Aim:
Lift every line from the entries that includes the word "Linkage".

Exercise inputs:

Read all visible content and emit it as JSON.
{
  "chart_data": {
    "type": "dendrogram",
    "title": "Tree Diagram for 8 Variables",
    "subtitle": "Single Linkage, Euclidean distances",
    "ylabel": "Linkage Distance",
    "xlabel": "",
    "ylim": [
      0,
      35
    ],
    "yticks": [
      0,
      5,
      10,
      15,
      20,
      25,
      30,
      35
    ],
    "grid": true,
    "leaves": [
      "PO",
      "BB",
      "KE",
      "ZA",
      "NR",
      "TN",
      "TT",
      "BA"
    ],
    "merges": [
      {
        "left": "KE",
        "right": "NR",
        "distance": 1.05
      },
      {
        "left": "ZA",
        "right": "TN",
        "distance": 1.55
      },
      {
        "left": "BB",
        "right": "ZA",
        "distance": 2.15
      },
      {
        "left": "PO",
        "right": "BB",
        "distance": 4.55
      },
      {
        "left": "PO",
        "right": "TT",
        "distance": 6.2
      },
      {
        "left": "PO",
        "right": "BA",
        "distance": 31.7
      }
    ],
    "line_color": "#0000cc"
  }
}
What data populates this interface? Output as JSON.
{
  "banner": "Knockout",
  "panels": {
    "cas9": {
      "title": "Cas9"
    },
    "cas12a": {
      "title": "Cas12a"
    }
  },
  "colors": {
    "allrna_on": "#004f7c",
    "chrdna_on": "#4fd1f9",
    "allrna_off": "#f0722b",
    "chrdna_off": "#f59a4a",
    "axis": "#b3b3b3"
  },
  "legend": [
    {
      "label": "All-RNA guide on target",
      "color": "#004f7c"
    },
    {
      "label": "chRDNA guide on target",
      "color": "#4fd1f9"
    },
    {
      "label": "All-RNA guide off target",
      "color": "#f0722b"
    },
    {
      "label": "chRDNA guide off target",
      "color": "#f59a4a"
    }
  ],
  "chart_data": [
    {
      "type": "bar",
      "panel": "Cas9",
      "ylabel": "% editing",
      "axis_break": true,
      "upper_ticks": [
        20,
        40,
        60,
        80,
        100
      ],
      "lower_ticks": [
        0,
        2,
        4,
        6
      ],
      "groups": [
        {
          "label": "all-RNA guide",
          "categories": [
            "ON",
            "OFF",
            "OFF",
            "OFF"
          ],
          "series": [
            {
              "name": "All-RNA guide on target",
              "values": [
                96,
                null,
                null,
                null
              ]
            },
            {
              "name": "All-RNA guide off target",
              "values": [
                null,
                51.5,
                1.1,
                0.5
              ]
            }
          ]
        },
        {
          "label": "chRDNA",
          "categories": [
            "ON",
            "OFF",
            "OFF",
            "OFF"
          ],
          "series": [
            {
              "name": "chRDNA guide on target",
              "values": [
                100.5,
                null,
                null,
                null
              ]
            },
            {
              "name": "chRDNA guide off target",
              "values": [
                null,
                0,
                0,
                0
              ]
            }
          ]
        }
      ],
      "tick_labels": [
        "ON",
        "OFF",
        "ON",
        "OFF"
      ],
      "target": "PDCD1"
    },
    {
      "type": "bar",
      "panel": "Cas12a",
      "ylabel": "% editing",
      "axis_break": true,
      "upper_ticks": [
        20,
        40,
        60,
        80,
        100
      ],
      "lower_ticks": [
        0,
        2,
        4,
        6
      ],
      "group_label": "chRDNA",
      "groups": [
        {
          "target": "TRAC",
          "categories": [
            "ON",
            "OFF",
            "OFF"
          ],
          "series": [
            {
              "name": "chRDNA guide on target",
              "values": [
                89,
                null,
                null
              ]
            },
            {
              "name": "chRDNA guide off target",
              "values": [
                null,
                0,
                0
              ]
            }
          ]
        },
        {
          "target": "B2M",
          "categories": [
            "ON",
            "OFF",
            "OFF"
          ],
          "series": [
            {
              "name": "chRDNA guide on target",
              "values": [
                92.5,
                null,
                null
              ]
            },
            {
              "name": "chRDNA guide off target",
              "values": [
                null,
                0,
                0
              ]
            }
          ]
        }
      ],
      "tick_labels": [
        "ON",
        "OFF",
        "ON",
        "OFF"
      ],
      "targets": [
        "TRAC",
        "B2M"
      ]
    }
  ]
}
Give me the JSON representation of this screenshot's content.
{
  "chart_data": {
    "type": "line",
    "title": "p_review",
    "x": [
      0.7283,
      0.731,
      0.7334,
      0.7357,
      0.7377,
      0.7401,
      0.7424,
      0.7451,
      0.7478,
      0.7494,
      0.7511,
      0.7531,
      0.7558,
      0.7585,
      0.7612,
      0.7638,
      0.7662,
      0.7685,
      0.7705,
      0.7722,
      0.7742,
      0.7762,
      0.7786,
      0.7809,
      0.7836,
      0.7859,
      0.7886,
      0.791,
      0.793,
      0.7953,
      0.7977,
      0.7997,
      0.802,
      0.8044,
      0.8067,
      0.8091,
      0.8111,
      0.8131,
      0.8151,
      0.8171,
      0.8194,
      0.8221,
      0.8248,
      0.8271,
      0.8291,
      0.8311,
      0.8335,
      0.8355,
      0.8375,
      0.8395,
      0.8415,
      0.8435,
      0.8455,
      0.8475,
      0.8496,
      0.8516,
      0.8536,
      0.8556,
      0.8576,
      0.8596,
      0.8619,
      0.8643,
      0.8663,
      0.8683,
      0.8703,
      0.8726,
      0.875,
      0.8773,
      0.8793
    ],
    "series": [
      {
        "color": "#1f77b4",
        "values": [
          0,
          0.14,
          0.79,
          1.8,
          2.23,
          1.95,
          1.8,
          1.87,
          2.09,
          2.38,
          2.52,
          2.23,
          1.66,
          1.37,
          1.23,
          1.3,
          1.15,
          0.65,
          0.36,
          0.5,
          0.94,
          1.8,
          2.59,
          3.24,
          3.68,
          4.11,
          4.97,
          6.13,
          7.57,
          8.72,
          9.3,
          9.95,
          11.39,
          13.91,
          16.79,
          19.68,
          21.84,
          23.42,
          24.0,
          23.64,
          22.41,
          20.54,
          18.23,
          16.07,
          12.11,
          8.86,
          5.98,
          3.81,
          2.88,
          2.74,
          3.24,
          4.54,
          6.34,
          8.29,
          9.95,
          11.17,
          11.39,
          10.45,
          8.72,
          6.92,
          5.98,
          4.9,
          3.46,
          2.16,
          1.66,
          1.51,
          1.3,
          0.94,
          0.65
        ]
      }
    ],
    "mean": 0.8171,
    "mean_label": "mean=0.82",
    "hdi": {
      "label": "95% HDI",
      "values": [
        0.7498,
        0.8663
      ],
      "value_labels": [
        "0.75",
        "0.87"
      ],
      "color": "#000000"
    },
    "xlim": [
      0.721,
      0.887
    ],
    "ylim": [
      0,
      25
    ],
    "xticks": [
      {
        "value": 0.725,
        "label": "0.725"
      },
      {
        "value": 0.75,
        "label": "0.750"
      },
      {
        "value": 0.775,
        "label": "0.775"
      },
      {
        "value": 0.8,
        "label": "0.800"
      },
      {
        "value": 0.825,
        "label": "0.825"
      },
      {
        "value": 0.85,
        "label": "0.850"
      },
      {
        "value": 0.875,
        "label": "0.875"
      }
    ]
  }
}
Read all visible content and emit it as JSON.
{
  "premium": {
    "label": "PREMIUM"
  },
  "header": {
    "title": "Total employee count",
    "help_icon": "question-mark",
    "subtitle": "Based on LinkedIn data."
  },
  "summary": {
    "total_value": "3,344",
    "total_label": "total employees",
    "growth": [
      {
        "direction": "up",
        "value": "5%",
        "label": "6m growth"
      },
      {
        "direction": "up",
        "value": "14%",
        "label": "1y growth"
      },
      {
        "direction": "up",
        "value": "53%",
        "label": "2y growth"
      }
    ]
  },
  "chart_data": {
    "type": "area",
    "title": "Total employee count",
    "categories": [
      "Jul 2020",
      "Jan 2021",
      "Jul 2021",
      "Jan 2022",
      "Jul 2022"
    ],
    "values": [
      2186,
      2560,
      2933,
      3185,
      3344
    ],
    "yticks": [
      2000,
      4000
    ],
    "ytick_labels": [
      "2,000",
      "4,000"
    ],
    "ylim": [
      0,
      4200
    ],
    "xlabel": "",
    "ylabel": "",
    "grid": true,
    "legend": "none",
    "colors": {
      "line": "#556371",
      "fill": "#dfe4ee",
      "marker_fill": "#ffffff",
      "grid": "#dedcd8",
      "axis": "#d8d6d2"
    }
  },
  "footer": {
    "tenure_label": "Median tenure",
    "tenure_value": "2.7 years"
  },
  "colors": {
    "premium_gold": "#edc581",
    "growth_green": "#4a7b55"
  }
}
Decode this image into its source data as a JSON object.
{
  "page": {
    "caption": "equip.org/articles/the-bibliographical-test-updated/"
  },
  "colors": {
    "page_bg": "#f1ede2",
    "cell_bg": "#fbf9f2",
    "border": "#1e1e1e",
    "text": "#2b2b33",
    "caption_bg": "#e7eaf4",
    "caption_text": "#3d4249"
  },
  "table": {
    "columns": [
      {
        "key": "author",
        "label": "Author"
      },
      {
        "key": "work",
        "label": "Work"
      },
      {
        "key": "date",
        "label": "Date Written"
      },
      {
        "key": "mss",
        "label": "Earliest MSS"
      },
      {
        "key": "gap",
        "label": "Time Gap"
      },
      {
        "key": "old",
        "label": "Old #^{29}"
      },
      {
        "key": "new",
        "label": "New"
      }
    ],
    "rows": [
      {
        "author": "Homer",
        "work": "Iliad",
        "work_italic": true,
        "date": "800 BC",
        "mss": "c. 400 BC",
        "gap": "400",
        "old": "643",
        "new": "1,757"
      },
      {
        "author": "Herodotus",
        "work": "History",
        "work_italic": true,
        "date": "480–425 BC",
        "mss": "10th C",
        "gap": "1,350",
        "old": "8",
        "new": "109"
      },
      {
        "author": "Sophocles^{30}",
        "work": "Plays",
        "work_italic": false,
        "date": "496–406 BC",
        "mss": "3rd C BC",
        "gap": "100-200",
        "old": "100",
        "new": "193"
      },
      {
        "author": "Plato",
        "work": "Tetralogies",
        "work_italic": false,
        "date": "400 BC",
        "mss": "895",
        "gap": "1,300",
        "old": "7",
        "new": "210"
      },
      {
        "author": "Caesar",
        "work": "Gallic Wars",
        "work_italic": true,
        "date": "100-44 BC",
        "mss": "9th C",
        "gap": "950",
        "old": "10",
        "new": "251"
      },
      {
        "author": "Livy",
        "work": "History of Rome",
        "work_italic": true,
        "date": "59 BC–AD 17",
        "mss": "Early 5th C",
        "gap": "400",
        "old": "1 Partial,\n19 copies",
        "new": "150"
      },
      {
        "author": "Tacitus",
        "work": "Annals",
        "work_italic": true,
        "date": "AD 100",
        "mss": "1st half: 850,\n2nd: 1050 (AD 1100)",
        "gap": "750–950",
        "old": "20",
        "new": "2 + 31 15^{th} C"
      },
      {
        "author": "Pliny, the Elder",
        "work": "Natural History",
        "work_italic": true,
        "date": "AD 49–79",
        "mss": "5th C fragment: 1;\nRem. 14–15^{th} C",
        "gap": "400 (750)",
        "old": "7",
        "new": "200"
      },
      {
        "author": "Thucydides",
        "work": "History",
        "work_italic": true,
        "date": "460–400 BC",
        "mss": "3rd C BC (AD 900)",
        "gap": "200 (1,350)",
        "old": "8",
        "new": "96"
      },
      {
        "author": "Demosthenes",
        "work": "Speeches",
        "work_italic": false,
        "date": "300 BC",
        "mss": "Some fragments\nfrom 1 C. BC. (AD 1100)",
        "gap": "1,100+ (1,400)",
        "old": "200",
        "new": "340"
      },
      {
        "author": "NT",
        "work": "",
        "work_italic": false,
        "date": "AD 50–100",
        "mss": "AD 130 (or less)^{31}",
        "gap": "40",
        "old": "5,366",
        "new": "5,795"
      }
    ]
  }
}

Task solution:
    "subtitle": "Single Linkage, Euclidean distances",
    "ylabel": "Linkage Distance",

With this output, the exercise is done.